▶ _Passage to read_

# Kareem Rush



## #7 (Jun 7, 2002)

Rush impressive, unlikely to last

Bob Young
The Arizona Republic
Jun. 15, 2002

While it appears to be a sure thing that the Suns will take a big forward with the No. 9 pick in the June 26 draft, the direction the club will go with the 22nd pick they obtained from Boston is not so clear.


The club brought in another group of prospects Friday, including Missouri guard Kareem Rush. A terrific shooter, the left-handed Rush will likely be available when the Suns pick ninth but is not expected to be there when the club drafts at 22.

Still, it can't hurt to hope.

"He shoots it very easily out to three-point range," Suns coach Frank Johnson said. "He has a nice stroke. You don't see a lot of motion in his shot."

The knock on Rush is that he doesn't appear willing to drive into traffic.

"Hell, when you can shoot like that, why go in there and get abused?" Johnson said.




I really hope the Pacers take Kareem Rush.

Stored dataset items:
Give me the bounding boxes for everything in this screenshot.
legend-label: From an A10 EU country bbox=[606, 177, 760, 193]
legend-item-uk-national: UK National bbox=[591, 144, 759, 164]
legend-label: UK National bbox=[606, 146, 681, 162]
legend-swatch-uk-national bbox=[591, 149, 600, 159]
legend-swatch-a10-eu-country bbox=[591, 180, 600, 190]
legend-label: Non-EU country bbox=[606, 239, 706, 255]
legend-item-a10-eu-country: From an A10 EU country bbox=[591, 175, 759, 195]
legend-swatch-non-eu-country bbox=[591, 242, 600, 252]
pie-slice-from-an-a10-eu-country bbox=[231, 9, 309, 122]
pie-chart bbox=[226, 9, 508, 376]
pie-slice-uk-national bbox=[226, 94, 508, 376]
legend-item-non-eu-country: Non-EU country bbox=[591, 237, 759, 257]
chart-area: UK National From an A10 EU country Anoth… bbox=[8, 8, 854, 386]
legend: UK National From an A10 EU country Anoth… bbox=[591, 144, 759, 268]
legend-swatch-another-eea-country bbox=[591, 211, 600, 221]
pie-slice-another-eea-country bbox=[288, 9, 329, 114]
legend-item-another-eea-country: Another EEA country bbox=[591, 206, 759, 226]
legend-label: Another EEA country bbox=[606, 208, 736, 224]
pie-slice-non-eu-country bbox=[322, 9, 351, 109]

==

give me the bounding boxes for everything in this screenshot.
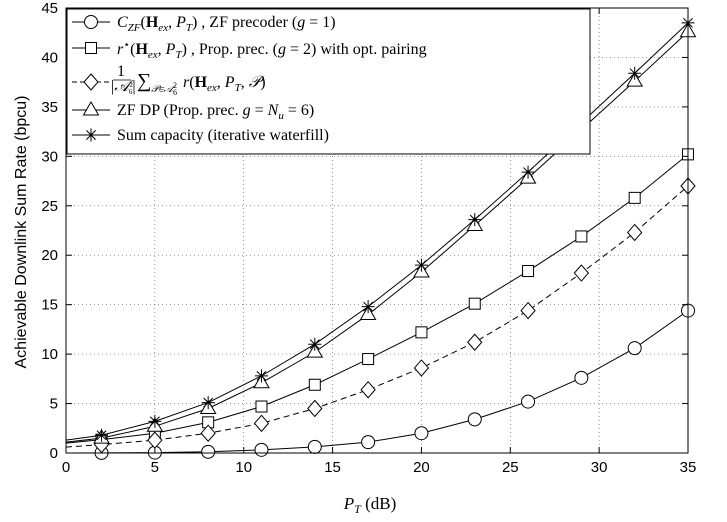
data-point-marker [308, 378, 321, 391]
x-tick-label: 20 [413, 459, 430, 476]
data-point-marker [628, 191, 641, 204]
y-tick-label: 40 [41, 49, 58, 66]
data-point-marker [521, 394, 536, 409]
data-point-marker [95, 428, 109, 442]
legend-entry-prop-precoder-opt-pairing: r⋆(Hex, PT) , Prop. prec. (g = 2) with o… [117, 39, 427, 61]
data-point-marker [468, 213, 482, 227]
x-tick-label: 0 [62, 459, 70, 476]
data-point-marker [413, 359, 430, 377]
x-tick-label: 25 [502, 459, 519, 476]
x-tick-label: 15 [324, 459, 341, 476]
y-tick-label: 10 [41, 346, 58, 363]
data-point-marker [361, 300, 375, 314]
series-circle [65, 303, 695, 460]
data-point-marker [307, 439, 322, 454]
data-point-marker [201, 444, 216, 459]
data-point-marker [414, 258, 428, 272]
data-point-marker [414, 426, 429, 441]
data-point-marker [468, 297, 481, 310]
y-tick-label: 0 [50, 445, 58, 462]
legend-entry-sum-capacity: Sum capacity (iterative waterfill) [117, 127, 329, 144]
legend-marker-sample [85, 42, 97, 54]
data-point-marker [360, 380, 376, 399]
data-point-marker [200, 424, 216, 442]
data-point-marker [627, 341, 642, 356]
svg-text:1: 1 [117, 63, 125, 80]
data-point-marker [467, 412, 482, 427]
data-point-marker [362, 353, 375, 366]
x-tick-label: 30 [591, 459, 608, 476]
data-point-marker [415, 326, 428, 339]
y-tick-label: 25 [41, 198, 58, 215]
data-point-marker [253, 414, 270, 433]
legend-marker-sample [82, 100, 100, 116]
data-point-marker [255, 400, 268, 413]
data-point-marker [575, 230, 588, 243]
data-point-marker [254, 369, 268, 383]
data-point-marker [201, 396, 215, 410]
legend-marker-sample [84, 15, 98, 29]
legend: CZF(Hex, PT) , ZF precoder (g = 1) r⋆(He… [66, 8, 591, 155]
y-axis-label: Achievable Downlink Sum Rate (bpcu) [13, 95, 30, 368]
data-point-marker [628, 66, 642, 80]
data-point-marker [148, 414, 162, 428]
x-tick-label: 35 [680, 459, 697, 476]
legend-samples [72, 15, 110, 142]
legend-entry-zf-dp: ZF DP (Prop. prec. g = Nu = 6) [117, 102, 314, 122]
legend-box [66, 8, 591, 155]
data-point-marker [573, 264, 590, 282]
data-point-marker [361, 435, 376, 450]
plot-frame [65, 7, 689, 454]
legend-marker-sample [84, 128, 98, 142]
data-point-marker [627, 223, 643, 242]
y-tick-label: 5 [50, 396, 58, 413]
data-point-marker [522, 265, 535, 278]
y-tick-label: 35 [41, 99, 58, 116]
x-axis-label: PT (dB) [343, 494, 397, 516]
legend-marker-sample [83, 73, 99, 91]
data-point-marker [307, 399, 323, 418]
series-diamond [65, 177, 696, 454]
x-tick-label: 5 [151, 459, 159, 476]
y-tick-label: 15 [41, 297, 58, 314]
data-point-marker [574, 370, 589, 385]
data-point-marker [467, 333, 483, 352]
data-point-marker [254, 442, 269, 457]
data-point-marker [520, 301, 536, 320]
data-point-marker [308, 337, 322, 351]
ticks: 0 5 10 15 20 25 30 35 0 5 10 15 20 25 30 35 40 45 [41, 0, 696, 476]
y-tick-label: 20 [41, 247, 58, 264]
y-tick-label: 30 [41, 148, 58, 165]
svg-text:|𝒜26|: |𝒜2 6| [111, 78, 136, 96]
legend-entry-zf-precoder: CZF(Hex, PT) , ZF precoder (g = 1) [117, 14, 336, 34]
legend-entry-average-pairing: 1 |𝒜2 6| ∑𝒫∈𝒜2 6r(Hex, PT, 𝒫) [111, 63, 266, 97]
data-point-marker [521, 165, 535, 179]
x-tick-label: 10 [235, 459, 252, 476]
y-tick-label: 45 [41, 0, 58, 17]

▶ _Your tasks_
A. Please answer these questions about the Kareem Rush thread above:
(i) Which pick did the Suns obtain from Boston?
(ii) What is the main criticism of Rush?
(iii) Which team does the poster hope will take Rush?
B. Carry on the Kareem Rush thread from its last sentence.

▶ _Expected outputs_
A.
(i) The 22nd pick.
(ii) He doesn't appear willing to drive into traffic.
(iii) The Pacers.

B.
----------



## Damian Necronamous (Jun 10, 2002)

*Rush*

Rush is overrated. Everyone thinks he's so damn good. He'll either be a reasonable player, or a bust. Trust me, he won't be a star.


----------



## #7 (Jun 7, 2002)

A reasonable player is all that he needs to be he does not have to be star.


----------



## absolutebest (Jun 10, 2002)

*MR. X*

There has been All-Stars that weren't lotto picks...

I think Rush would have an impact to similar to Richard Jefferson in Jersey or Mo Pete in Toronto. I've played against/watched Kareem since he was 14. He's a winner, and he'll be a hell of a player. A starting 2G in this league.


----------



## truebluefan (May 27, 2002)

*Re: Rush*



> Originally posted by *Mr. X *
> Rush is overrated. Everyone thinks he's so damn good. He'll either be a reasonable player, or a bust. Trust me, he won't be a star.


Ok Mr X. this sounds like a good debate. Now, Rush is not going to be a star because???........finish it please. Tell us WHY he wont be a star. Tell us WHY he might be a bust. You go around from team to team and put down players saying they suck or stink and wont be stars. Well tell us why! We would like to know. You said trust you, so tell us why we should trust you.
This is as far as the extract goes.